Challenge
Report all lines holding "type".

━━━ Data excerpts

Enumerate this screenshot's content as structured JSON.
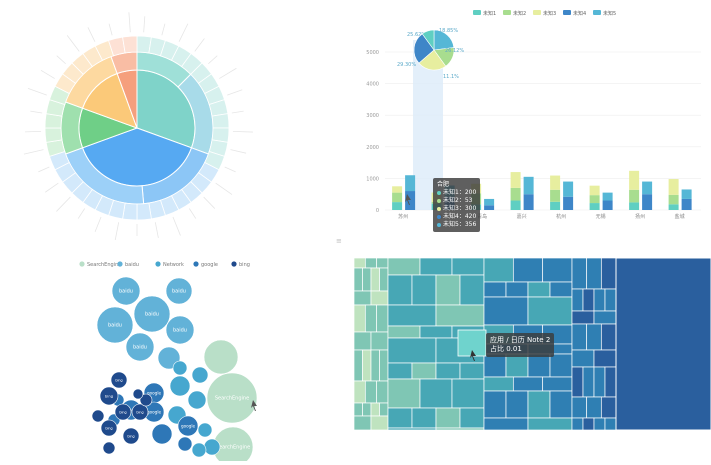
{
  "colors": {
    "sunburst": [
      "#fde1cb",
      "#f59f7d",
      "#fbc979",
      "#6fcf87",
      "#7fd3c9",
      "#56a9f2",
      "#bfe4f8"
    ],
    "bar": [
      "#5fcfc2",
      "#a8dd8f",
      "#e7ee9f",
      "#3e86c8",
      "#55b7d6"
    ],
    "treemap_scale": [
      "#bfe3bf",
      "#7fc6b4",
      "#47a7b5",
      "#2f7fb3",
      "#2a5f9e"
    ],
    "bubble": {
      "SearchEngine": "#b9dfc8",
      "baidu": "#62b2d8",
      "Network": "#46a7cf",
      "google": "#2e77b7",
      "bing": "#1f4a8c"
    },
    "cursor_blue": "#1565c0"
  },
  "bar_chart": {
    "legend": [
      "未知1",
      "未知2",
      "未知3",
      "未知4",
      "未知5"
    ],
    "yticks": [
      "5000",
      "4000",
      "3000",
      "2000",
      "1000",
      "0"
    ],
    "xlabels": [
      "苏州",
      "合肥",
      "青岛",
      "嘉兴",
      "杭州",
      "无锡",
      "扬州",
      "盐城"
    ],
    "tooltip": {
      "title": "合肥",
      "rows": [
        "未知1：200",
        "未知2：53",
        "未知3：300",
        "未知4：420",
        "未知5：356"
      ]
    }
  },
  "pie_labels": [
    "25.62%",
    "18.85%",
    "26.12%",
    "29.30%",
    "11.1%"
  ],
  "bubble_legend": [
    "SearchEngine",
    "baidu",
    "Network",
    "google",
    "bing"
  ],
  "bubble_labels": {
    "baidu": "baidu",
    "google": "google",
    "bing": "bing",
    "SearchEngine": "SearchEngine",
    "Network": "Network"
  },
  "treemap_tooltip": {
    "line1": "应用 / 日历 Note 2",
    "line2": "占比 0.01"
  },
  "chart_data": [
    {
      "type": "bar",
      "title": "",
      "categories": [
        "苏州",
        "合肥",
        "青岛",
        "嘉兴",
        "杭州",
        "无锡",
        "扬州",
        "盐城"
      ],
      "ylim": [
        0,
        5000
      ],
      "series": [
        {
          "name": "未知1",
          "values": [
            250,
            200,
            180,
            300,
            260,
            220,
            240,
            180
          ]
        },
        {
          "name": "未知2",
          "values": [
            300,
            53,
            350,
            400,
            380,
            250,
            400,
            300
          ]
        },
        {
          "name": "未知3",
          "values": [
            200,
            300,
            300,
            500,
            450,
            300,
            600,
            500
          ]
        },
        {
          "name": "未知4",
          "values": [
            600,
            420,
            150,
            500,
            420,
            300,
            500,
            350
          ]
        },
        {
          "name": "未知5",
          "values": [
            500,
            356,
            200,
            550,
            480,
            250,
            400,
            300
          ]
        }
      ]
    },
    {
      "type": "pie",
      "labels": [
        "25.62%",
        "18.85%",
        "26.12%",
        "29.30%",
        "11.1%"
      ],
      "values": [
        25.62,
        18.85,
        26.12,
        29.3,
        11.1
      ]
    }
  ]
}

━━━━━━
━━━ Data excerpts

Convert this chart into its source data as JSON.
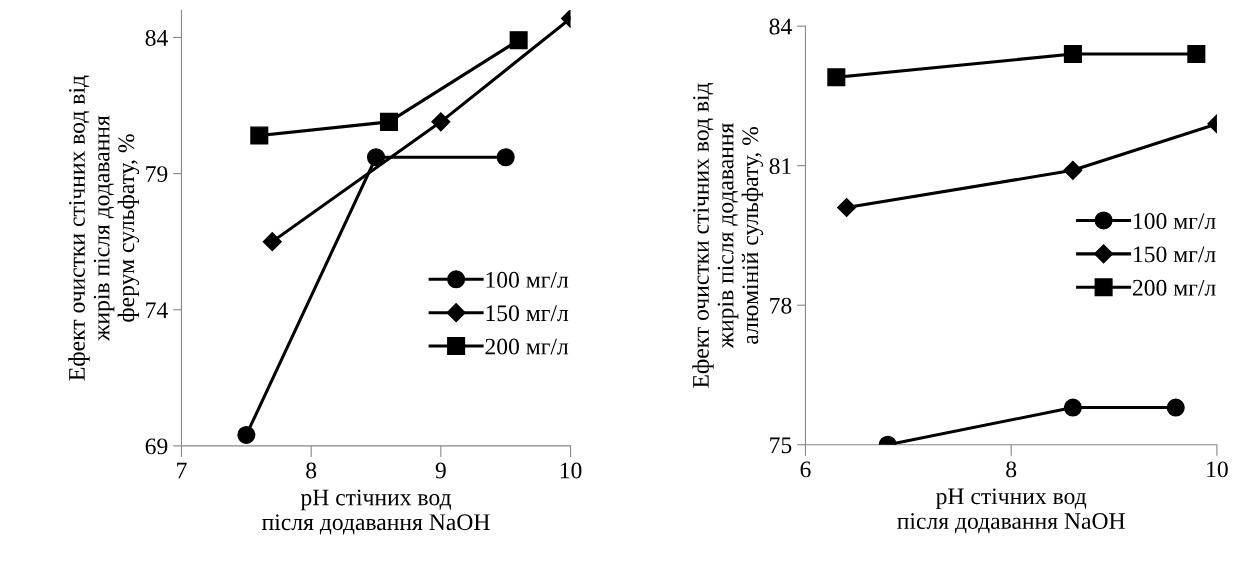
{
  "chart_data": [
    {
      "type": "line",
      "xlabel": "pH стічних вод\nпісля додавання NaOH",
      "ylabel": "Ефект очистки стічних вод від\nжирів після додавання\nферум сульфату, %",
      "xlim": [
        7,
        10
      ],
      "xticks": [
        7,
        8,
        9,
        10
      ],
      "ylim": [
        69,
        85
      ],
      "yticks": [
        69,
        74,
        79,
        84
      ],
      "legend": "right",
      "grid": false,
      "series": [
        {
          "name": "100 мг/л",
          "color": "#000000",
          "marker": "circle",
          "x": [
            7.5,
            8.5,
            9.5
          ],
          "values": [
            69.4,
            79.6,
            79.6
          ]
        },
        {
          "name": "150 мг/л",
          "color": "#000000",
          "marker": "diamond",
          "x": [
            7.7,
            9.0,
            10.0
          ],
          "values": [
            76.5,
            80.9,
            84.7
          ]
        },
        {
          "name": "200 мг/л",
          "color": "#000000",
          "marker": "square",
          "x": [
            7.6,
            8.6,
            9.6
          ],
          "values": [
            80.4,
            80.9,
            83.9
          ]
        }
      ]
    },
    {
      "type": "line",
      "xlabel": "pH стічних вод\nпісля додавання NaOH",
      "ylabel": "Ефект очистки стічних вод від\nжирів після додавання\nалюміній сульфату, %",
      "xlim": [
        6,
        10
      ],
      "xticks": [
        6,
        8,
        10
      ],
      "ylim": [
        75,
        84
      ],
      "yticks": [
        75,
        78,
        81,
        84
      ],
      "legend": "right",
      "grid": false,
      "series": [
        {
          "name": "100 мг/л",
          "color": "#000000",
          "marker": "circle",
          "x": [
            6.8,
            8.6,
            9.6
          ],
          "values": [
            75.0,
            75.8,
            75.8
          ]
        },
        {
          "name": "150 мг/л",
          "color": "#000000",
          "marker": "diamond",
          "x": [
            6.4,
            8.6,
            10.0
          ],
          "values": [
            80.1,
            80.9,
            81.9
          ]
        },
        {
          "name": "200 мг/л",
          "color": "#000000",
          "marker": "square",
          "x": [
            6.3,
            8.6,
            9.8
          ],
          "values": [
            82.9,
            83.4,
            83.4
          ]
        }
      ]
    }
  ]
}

━━━━━━

Completed task
      "type": "bar",
      "type": "pie",
      "type": "line",
      "type": "line",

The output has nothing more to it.